### The request
Using the material below, copy every line where "strength" appears.

### Material
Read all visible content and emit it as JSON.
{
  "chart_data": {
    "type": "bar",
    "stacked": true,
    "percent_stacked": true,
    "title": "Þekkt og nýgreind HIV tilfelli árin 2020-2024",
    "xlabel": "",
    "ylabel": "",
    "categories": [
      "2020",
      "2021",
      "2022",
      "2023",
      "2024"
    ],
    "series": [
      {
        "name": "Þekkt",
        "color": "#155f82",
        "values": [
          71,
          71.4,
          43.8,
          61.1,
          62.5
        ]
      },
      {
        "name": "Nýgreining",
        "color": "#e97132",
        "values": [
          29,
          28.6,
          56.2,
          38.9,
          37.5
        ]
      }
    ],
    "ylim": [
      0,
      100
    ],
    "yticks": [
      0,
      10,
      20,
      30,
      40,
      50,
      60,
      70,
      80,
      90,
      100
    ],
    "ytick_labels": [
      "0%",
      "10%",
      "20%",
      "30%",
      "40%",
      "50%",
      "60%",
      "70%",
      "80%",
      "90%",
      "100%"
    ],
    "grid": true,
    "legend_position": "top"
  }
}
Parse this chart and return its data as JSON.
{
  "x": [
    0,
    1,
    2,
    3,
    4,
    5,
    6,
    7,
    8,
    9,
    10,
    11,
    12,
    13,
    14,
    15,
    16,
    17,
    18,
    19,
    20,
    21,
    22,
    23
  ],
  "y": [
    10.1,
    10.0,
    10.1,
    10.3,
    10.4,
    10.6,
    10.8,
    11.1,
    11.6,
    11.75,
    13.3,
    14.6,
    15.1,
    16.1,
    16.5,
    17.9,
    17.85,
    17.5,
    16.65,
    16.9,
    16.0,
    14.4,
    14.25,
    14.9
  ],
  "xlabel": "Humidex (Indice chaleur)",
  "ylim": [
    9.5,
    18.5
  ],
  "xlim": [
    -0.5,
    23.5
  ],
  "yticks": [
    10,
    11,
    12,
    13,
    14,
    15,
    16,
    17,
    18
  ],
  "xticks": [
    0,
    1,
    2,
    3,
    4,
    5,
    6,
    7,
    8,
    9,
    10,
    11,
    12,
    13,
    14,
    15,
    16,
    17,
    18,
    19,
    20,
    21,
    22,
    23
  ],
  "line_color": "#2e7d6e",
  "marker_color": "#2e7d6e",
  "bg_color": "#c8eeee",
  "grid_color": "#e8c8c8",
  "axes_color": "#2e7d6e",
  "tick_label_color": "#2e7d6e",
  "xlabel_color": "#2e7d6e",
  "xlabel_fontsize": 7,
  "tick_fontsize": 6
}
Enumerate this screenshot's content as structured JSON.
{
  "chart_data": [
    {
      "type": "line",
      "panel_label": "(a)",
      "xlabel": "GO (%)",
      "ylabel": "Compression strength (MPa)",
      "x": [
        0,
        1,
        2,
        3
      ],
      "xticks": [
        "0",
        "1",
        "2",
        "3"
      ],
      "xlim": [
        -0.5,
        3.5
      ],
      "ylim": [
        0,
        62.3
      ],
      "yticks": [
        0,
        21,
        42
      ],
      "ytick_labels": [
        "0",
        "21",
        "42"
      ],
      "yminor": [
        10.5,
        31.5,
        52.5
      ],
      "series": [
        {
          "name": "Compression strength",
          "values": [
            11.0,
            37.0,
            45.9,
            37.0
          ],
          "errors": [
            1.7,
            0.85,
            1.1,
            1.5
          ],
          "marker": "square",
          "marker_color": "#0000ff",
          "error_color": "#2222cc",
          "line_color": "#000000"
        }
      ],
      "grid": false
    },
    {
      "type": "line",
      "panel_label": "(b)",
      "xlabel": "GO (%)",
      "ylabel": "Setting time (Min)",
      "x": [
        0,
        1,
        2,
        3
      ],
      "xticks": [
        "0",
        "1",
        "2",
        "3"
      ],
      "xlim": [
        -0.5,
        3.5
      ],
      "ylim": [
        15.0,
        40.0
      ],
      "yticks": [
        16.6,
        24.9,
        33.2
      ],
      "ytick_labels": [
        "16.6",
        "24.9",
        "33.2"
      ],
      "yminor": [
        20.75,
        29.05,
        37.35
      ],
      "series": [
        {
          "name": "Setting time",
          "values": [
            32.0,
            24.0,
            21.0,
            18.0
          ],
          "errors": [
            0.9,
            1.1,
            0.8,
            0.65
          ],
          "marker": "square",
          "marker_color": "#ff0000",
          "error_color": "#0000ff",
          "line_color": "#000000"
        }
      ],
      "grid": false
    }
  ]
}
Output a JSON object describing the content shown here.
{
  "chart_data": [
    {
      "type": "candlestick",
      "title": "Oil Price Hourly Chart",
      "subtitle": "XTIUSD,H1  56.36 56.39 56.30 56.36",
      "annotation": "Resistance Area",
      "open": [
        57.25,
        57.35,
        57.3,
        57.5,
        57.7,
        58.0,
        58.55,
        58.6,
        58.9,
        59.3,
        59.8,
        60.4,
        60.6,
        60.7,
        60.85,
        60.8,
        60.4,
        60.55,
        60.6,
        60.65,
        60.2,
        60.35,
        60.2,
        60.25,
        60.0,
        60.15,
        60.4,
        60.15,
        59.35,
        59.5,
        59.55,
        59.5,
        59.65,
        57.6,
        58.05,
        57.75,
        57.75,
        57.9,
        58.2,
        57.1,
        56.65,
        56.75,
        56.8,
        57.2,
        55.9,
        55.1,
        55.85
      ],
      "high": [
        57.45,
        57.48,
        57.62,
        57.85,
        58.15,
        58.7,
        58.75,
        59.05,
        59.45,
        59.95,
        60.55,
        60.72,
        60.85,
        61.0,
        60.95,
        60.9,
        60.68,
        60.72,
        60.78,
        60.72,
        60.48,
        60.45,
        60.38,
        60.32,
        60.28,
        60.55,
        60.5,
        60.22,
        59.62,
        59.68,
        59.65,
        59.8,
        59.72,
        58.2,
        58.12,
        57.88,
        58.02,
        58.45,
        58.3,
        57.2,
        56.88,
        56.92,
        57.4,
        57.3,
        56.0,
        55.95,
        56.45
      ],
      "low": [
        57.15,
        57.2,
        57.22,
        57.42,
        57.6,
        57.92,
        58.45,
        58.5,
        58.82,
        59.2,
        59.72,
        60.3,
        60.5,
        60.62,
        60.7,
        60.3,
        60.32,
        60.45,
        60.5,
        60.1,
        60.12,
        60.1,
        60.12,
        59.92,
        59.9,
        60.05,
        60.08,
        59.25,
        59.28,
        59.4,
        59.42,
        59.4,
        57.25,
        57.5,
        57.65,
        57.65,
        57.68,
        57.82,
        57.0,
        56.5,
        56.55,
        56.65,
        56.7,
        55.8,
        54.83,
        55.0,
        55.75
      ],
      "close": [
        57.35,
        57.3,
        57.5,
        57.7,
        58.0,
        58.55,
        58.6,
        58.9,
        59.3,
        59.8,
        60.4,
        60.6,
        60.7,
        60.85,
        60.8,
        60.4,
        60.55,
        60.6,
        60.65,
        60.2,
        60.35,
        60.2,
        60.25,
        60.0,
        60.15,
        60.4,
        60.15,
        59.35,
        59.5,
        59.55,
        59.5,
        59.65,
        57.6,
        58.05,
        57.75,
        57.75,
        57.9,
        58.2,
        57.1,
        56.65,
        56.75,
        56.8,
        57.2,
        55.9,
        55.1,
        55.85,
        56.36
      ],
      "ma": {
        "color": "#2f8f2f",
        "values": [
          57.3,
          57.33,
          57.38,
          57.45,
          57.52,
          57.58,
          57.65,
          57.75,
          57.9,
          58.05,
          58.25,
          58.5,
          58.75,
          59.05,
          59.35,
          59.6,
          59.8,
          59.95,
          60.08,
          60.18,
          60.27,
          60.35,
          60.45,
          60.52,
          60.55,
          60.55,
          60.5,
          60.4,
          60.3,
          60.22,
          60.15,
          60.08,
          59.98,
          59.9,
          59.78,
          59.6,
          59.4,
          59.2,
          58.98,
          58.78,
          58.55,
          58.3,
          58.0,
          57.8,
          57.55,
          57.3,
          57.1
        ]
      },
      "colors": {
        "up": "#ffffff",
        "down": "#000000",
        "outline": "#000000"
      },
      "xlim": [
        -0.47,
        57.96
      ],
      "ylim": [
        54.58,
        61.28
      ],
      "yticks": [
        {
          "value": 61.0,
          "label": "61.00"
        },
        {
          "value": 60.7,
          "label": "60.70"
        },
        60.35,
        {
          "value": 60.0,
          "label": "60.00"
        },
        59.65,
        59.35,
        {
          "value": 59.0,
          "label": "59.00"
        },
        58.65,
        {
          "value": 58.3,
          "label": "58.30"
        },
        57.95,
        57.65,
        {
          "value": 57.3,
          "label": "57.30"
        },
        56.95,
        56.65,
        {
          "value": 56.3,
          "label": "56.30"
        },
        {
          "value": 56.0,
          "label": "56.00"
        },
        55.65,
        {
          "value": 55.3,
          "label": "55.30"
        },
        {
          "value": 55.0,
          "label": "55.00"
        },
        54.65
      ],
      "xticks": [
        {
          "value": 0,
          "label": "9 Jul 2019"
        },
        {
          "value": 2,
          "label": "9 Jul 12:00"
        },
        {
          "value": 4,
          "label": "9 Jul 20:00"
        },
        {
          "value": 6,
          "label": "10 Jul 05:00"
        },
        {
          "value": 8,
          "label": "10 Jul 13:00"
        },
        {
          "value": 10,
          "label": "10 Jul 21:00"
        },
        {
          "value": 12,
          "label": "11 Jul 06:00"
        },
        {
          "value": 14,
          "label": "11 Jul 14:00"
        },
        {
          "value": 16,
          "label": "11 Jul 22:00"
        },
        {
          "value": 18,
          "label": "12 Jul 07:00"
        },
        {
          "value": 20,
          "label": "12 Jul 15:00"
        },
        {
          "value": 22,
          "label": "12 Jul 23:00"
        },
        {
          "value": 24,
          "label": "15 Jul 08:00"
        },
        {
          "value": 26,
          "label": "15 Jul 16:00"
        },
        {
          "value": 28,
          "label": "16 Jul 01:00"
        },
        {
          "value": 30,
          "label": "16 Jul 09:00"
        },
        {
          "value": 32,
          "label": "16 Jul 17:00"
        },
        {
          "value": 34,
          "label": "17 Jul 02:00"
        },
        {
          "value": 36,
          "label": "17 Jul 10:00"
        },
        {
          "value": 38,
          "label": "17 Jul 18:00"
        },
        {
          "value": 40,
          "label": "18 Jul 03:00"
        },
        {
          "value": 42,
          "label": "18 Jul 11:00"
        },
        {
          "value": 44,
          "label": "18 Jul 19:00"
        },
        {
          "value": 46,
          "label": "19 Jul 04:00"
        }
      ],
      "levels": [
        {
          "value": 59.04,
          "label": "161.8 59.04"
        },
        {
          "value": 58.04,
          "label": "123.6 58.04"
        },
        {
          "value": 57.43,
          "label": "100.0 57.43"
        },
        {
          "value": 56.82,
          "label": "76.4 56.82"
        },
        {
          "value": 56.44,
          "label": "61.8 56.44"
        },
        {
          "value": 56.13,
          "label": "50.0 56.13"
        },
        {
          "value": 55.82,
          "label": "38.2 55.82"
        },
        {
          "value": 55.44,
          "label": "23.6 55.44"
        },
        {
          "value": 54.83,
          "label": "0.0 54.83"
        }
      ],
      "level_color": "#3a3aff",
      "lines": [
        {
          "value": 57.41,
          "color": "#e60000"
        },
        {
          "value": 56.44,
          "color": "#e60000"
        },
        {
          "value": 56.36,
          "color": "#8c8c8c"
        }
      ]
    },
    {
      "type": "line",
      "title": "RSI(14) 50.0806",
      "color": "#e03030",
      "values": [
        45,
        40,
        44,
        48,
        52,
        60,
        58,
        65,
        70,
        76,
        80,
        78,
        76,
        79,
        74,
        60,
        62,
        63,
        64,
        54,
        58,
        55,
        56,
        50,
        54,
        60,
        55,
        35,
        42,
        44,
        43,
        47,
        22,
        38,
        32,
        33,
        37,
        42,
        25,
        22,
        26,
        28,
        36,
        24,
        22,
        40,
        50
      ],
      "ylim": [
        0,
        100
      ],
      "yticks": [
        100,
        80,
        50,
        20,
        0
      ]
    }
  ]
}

### Answer to the problem
      "ylabel": "Compression strength (MPa)",
          "name": "Compression strength",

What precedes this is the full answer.